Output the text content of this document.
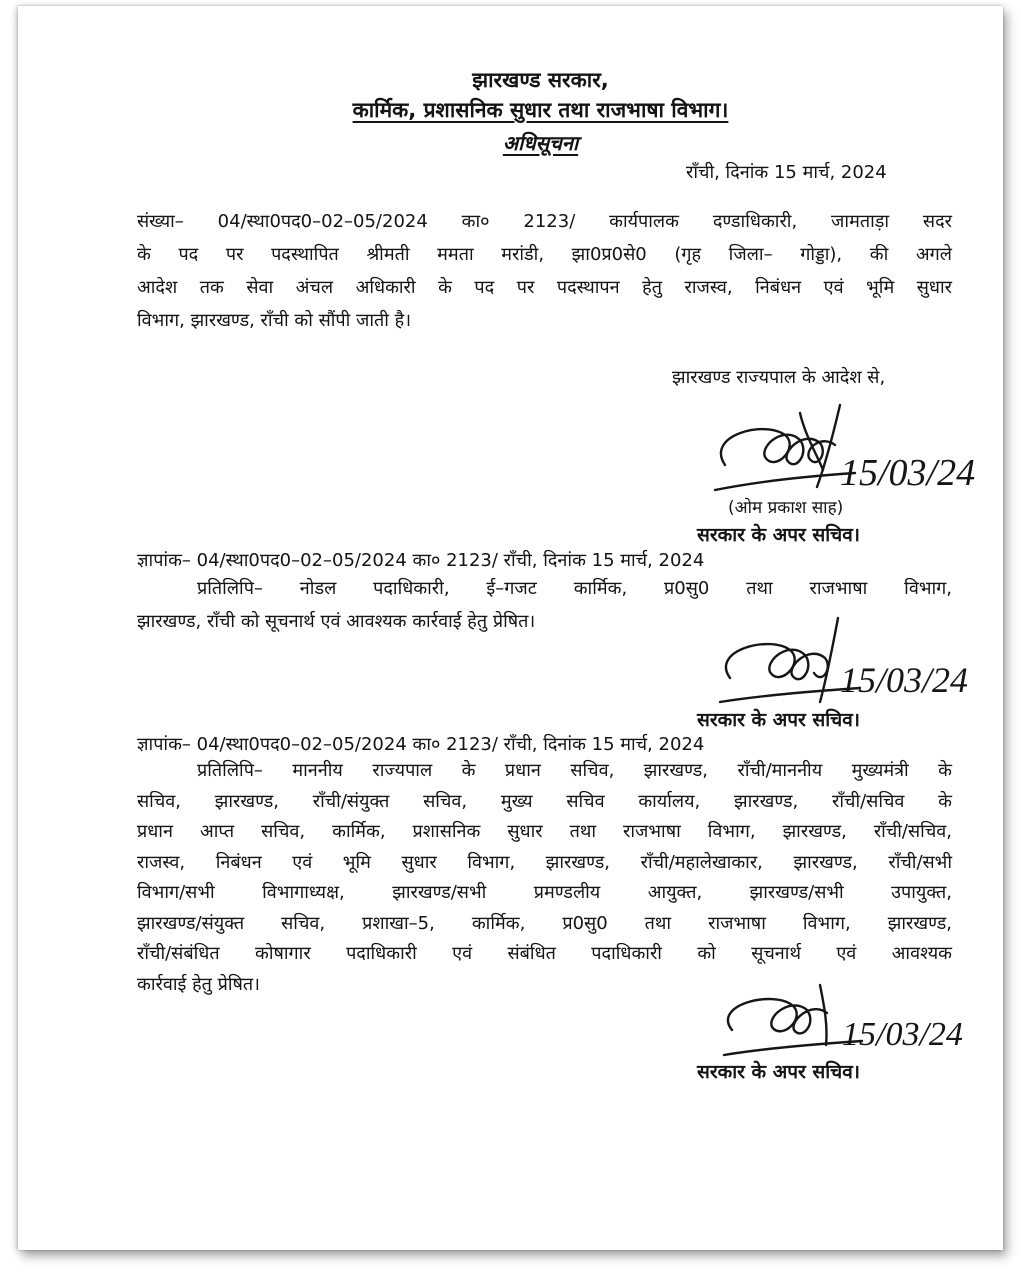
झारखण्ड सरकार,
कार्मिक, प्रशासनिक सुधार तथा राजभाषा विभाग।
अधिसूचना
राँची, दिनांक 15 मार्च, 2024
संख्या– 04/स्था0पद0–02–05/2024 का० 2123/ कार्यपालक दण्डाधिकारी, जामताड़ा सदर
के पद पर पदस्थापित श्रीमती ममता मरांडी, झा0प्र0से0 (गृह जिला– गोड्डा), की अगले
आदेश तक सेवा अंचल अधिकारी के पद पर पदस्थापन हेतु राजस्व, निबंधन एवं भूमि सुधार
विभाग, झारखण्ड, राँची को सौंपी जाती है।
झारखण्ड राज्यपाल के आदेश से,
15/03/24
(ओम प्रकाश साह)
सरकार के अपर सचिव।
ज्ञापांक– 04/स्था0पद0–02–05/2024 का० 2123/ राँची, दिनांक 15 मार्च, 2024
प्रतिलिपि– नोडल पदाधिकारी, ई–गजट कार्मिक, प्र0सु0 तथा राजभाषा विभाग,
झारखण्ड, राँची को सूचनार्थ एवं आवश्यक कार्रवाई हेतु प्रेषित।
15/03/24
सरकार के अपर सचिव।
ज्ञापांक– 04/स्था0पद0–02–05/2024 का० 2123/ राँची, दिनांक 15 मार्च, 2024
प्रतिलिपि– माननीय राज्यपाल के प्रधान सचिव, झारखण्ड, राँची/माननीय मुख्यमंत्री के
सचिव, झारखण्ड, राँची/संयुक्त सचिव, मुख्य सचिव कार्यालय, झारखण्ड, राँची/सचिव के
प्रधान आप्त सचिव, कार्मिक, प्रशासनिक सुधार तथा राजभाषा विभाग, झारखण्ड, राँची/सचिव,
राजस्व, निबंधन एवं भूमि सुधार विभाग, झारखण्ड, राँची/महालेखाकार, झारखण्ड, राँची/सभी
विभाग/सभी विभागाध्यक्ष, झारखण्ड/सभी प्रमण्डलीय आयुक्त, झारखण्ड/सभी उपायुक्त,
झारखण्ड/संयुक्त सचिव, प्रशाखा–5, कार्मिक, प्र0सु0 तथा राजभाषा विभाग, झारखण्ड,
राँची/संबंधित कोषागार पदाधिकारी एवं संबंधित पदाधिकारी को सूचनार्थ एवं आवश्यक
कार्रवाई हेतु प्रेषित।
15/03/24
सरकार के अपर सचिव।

* * *

* _PROBLEM REQUIREMENTS_: Can you repeat every record above exactly, apart from the pictures?

* _WRITTEN RESPONSE_:
Output the text content of this document.
झारखण्ड सरकार,
कार्मिक, प्रशासनिक सुधार तथा राजभाषा विभाग।
अधिसूचना
राँची, दिनांक 15 मार्च, 2024
संख्या– 04/स्था0पद0–02–05/2024 का० 2123/ कार्यपालक दण्डाधिकारी, जामताड़ा सदर
के पद पर पदस्थापित श्रीमती ममता मरांडी, झा0प्र0से0 (गृह जिला– गोड्डा), की अगले
आदेश तक सेवा अंचल अधिकारी के पद पर पदस्थापन हेतु राजस्व, निबंधन एवं भूमि सुधार
विभाग, झारखण्ड, राँची को सौंपी जाती है।
झारखण्ड राज्यपाल के आदेश से,
15/03/24
(ओम प्रकाश साह)
सरकार के अपर सचिव।
ज्ञापांक– 04/स्था0पद0–02–05/2024 का० 2123/ राँची, दिनांक 15 मार्च, 2024
प्रतिलिपि– नोडल पदाधिकारी, ई–गजट कार्मिक, प्र0सु0 तथा राजभाषा विभाग,
झारखण्ड, राँची को सूचनार्थ एवं आवश्यक कार्रवाई हेतु प्रेषित।
15/03/24
सरकार के अपर सचिव।
ज्ञापांक– 04/स्था0पद0–02–05/2024 का० 2123/ राँची, दिनांक 15 मार्च, 2024
प्रतिलिपि– माननीय राज्यपाल के प्रधान सचिव, झारखण्ड, राँची/माननीय मुख्यमंत्री के
सचिव, झारखण्ड, राँची/संयुक्त सचिव, मुख्य सचिव कार्यालय, झारखण्ड, राँची/सचिव के
प्रधान आप्त सचिव, कार्मिक, प्रशासनिक सुधार तथा राजभाषा विभाग, झारखण्ड, राँची/सचिव,
राजस्व, निबंधन एवं भूमि सुधार विभाग, झारखण्ड, राँची/महालेखाकार, झारखण्ड, राँची/सभी
विभाग/सभी विभागाध्यक्ष, झारखण्ड/सभी प्रमण्डलीय आयुक्त, झारखण्ड/सभी उपायुक्त,
झारखण्ड/संयुक्त सचिव, प्रशाखा–5, कार्मिक, प्र0सु0 तथा राजभाषा विभाग, झारखण्ड,
राँची/संबंधित कोषागार पदाधिकारी एवं संबंधित पदाधिकारी को सूचनार्थ एवं आवश्यक
कार्रवाई हेतु प्रेषित।
15/03/24
सरकार के अपर सचिव।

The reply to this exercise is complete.